- SHORT PROBLEM
Spot each line that carries the word "uomini"; copy those lines.

- Stored items from a collection
>>>>>

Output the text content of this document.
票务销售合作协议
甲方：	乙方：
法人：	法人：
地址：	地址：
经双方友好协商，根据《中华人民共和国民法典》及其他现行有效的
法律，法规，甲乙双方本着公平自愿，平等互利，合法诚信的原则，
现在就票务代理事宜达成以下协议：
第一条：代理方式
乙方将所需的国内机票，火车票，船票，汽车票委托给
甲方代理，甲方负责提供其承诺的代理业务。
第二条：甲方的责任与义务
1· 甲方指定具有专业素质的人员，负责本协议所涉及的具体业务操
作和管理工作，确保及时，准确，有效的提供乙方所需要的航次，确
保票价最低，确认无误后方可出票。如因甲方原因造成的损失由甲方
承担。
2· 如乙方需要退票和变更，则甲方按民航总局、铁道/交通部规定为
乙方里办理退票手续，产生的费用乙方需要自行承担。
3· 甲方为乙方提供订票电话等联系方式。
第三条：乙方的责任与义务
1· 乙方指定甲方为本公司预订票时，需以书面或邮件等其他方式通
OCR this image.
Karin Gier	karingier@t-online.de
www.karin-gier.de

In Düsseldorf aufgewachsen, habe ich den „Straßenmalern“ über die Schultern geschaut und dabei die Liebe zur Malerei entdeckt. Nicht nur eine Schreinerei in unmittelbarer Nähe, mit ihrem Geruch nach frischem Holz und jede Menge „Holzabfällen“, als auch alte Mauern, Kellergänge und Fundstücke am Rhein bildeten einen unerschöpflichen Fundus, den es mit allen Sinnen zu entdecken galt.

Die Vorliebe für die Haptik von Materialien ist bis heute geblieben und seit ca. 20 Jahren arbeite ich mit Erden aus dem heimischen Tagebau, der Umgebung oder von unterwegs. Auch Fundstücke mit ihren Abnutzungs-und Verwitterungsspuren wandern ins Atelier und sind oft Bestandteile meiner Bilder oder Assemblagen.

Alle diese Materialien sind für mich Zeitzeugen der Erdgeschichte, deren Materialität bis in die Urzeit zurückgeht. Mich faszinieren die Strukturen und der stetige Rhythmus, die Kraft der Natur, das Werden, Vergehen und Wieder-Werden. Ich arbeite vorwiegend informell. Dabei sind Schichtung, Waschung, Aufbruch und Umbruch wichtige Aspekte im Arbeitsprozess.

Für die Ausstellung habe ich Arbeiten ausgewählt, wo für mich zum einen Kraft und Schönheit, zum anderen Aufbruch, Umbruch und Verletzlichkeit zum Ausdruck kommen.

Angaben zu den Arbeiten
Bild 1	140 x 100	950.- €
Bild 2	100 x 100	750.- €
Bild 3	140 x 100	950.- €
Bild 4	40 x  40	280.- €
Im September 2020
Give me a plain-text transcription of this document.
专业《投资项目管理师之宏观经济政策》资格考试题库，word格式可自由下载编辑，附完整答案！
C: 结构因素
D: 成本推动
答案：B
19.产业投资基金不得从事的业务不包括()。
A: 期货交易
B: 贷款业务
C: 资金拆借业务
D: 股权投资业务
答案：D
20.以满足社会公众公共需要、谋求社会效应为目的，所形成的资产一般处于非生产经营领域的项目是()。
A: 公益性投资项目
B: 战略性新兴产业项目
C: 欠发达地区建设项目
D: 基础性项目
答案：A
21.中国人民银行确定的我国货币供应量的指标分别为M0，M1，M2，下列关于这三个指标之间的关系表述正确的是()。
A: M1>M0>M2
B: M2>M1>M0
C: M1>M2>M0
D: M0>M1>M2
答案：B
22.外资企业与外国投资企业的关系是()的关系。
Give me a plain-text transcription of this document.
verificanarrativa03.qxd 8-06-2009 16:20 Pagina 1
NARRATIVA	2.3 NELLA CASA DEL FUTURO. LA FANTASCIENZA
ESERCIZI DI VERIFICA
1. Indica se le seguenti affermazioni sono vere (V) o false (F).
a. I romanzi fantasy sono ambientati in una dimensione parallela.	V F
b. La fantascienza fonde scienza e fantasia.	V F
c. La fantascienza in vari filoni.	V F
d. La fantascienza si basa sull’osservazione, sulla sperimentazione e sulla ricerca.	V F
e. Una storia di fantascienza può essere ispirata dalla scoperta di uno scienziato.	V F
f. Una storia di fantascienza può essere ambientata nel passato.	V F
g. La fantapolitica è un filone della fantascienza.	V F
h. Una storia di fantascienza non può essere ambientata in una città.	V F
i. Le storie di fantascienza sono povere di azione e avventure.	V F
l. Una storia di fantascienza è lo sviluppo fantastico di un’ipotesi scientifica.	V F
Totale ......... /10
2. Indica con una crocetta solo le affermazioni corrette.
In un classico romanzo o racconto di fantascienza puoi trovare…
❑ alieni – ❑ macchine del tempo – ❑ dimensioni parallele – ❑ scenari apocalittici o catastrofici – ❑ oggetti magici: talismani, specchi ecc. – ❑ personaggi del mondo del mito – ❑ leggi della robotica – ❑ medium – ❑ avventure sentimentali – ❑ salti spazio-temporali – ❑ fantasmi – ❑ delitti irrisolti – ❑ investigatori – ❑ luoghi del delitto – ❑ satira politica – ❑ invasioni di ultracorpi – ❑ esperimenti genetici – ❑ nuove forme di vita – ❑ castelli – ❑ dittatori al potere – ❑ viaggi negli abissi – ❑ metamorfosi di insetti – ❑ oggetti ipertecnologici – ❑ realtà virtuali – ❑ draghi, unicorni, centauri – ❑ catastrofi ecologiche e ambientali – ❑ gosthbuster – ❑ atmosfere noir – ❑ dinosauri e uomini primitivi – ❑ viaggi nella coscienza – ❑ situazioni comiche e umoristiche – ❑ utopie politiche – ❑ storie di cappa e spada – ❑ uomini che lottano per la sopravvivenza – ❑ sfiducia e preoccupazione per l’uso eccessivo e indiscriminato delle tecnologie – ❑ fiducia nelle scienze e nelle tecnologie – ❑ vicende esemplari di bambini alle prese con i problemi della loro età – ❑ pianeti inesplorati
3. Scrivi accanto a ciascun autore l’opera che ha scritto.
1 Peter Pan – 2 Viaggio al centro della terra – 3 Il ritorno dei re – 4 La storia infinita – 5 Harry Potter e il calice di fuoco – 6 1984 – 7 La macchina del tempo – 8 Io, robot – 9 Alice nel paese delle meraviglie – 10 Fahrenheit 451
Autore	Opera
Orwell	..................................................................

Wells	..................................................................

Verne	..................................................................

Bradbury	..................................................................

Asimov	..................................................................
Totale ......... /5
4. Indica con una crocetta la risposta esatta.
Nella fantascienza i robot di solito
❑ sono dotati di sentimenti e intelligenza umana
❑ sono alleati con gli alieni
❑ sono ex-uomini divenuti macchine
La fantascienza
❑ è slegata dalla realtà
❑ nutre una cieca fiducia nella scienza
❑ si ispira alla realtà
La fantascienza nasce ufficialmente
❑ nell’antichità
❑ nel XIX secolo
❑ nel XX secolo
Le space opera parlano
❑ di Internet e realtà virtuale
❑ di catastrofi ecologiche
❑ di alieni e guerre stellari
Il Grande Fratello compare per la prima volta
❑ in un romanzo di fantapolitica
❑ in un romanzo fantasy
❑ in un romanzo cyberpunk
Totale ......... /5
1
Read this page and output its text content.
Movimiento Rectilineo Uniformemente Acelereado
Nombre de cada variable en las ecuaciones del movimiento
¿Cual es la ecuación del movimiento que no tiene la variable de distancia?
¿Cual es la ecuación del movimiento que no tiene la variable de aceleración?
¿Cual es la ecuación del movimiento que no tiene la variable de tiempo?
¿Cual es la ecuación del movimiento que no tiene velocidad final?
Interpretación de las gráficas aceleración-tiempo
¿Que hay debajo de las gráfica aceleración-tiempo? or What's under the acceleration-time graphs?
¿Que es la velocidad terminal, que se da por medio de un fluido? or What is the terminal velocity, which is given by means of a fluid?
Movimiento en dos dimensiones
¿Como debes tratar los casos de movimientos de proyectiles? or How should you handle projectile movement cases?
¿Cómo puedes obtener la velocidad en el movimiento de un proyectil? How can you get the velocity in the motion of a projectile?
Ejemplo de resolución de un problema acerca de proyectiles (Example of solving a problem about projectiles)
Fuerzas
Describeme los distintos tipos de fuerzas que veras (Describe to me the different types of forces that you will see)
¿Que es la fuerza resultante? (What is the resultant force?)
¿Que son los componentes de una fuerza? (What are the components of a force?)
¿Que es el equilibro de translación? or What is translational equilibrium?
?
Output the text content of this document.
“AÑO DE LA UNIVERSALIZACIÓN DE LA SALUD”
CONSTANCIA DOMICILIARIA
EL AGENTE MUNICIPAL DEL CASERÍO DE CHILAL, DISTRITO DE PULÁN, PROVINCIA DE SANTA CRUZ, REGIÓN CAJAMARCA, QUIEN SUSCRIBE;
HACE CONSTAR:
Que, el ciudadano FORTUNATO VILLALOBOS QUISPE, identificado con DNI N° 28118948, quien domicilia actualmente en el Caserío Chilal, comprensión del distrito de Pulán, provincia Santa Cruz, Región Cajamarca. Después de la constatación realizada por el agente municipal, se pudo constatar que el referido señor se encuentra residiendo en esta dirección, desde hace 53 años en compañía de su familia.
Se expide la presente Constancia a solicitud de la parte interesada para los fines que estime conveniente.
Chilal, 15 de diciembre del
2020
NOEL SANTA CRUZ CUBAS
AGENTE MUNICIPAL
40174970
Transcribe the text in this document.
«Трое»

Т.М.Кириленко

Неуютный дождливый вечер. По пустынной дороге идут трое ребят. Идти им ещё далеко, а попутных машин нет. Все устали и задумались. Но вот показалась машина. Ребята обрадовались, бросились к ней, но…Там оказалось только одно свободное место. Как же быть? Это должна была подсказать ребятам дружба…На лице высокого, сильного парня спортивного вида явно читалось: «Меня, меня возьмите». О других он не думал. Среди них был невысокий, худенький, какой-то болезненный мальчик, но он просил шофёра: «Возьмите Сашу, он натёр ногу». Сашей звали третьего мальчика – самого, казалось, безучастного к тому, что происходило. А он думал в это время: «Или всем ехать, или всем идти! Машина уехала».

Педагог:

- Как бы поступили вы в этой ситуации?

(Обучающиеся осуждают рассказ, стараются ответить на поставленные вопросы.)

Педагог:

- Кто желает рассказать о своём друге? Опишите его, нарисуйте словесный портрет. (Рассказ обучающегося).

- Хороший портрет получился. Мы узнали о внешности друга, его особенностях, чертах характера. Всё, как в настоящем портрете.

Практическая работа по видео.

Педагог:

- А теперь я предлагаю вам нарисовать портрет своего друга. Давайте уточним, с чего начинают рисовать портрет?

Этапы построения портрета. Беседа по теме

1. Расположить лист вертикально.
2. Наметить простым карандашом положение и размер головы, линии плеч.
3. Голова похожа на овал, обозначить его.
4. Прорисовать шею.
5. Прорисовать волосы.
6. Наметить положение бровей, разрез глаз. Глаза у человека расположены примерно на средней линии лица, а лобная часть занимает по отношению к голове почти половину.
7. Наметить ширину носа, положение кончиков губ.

<<<<<

- SOLUTION FOR THIS PROBLEM
❑ alieni – ❑ macchine del tempo – ❑ dimensioni parallele – ❑ scenari apocalittici o catastrofici – ❑ oggetti magici: talismani, specchi ecc. – ❑ personaggi del mondo del mito – ❑ leggi della robotica – ❑ medium – ❑ avventure sentimentali – ❑ salti spazio-temporali – ❑ fantasmi – ❑ delitti irrisolti – ❑ investigatori – ❑ luoghi del delitto – ❑ satira politica – ❑ invasioni di ultracorpi – ❑ esperimenti genetici – ❑ nuove forme di vita – ❑ castelli – ❑ dittatori al potere – ❑ viaggi negli abissi – ❑ metamorfosi di insetti – ❑ oggetti ipertecnologici – ❑ realtà virtuali – ❑ draghi, unicorni, centauri – ❑ catastrofi ecologiche e ambientali – ❑ gosthbuster – ❑ atmosfere noir – ❑ dinosauri e uomini primitivi – ❑ viaggi nella coscienza – ❑ situazioni comiche e umoristiche – ❑ utopie politiche – ❑ storie di cappa e spada – ❑ uomini che lottano per la sopravvivenza – ❑ sfiducia e preoccupazione per l’uso eccessivo e indiscriminato delle tecnologie – ❑ fiducia nelle scienze e nelle tecnologie – ❑ vicende esemplari di bambini alle prese con i problemi della loro età – ❑ pianeti inesplorati
❑ sono ex-uomini divenuti macchine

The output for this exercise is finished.